DATASET ENTRIES:
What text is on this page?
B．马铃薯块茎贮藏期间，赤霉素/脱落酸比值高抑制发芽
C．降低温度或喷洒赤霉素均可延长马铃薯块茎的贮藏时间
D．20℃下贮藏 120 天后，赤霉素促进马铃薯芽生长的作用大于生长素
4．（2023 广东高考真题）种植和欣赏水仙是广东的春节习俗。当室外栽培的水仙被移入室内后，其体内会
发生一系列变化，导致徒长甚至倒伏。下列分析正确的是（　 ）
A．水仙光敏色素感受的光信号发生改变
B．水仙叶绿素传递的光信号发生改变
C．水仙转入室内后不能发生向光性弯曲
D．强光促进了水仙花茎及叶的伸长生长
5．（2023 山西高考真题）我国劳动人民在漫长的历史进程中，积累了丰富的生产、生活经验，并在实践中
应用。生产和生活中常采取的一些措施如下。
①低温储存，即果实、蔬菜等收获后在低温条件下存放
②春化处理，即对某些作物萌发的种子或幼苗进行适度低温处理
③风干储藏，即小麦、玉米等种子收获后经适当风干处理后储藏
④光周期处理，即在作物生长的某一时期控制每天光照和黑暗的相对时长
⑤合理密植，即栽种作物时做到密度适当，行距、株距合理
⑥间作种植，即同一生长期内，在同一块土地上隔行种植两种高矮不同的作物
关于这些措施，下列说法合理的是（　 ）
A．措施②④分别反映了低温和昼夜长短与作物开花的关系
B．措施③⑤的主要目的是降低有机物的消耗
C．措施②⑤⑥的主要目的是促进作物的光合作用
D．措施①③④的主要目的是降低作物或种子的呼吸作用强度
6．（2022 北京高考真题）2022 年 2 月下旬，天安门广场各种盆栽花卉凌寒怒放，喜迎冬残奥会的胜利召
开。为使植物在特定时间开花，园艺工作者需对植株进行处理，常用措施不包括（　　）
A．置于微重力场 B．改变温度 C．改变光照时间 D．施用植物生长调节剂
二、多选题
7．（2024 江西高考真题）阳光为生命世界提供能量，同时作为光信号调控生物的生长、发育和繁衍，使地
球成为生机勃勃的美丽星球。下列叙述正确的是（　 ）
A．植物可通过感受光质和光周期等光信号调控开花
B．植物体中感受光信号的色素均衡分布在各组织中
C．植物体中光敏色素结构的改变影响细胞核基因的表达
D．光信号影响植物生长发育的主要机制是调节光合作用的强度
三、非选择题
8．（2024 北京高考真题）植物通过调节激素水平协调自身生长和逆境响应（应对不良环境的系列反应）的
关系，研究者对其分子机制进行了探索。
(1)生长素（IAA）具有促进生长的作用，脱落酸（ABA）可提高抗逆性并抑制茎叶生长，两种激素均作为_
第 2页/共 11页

DO THIS:
A line counts if it holds the word "北京高考真题". Work out how many lines in the listing count, and give only that number.

EXPECTED OUTPUT:
2